WHAT IS EXPECTED
Take the material below and write it all out again exactly.

— start DATA SUPPLIED —

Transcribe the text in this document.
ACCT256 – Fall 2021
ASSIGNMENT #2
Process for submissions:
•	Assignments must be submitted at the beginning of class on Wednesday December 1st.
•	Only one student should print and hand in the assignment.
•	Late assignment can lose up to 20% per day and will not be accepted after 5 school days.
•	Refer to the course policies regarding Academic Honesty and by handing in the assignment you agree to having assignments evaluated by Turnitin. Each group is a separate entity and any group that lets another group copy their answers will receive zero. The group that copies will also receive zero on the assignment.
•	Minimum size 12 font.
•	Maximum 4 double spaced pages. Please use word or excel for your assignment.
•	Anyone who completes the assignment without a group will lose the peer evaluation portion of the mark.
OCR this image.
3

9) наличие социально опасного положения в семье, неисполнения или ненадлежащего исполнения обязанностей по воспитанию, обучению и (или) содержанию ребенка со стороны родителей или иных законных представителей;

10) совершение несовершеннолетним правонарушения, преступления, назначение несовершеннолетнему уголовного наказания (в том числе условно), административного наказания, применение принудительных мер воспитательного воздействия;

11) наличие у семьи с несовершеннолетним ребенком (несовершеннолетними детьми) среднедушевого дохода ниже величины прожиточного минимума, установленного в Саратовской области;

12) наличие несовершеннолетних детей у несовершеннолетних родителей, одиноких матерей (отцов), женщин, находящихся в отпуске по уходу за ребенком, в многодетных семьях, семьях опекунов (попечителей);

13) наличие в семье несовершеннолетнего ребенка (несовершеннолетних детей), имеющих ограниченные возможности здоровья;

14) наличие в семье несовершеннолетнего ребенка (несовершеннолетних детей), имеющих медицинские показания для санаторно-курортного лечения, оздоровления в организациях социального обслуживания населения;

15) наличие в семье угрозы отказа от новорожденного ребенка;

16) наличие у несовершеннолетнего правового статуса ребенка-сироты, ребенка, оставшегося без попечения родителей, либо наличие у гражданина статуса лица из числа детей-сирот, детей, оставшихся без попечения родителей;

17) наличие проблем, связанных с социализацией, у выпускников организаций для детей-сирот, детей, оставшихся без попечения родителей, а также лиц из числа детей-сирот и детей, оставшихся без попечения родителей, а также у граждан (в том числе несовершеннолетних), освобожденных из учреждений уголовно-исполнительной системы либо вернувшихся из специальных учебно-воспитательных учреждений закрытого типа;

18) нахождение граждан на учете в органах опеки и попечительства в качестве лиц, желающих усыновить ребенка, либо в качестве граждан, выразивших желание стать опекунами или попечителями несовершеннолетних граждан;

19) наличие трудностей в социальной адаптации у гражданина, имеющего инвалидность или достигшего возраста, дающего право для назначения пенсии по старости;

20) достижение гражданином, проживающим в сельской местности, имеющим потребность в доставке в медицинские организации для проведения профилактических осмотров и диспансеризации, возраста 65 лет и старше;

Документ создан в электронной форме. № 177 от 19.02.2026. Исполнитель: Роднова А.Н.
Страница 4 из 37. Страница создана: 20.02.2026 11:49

— end DATA SUPPLIED —

SOLUTION BELOW
Transcribe the text in this document.
ACCT256 – Fall 2021
ASSIGNMENT #2
Process for submissions:
•	Assignments must be submitted at the beginning of class on Wednesday December 1st.
•	Only one student should print and hand in the assignment.
•	Late assignment can lose up to 20% per day and will not be accepted after 5 school days.
•	Refer to the course policies regarding Academic Honesty and by handing in the assignment you agree to having assignments evaluated by Turnitin. Each group is a separate entity and any group that lets another group copy their answers will receive zero. The group that copies will also receive zero on the assignment.
•	Minimum size 12 font.
•	Maximum 4 double spaced pages. Please use word or excel for your assignment.
•	Anyone who completes the assignment without a group will lose the peer evaluation portion of the mark.
OCR this image.
3

9) наличие социально опасного положения в семье, неисполнения или ненадлежащего исполнения обязанностей по воспитанию, обучению и (или) содержанию ребенка со стороны родителей или иных законных представителей;

10) совершение несовершеннолетним правонарушения, преступления, назначение несовершеннолетнему уголовного наказания (в том числе условно), административного наказания, применение принудительных мер воспитательного воздействия;

11) наличие у семьи с несовершеннолетним ребенком (несовершеннолетними детьми) среднедушевого дохода ниже величины прожиточного минимума, установленного в Саратовской области;

12) наличие несовершеннолетних детей у несовершеннолетних родителей, одиноких матерей (отцов), женщин, находящихся в отпуске по уходу за ребенком, в многодетных семьях, семьях опекунов (попечителей);

13) наличие в семье несовершеннолетнего ребенка (несовершеннолетних детей), имеющих ограниченные возможности здоровья;

14) наличие в семье несовершеннолетнего ребенка (несовершеннолетних детей), имеющих медицинские показания для санаторно-курортного лечения, оздоровления в организациях социального обслуживания населения;

15) наличие в семье угрозы отказа от новорожденного ребенка;

16) наличие у несовершеннолетнего правового статуса ребенка-сироты, ребенка, оставшегося без попечения родителей, либо наличие у гражданина статуса лица из числа детей-сирот, детей, оставшихся без попечения родителей;

17) наличие проблем, связанных с социализацией, у выпускников организаций для детей-сирот, детей, оставшихся без попечения родителей, а также лиц из числа детей-сирот и детей, оставшихся без попечения родителей, а также у граждан (в том числе несовершеннолетних), освобожденных из учреждений уголовно-исполнительной системы либо вернувшихся из специальных учебно-воспитательных учреждений закрытого типа;

18) нахождение граждан на учете в органах опеки и попечительства в качестве лиц, желающих усыновить ребенка, либо в качестве граждан, выразивших желание стать опекунами или попечителями несовершеннолетних граждан;

19) наличие трудностей в социальной адаптации у гражданина, имеющего инвалидность или достигшего возраста, дающего право для назначения пенсии по старости;

20) достижение гражданином, проживающим в сельской местности, имеющим потребность в доставке в медицинские организации для проведения профилактических осмотров и диспансеризации, возраста 65 лет и старше;

Документ создан в электронной форме. № 177 от 19.02.2026. Исполнитель: Роднова А.Н.
Страница 4 из 37. Страница создана: 20.02.2026 11:49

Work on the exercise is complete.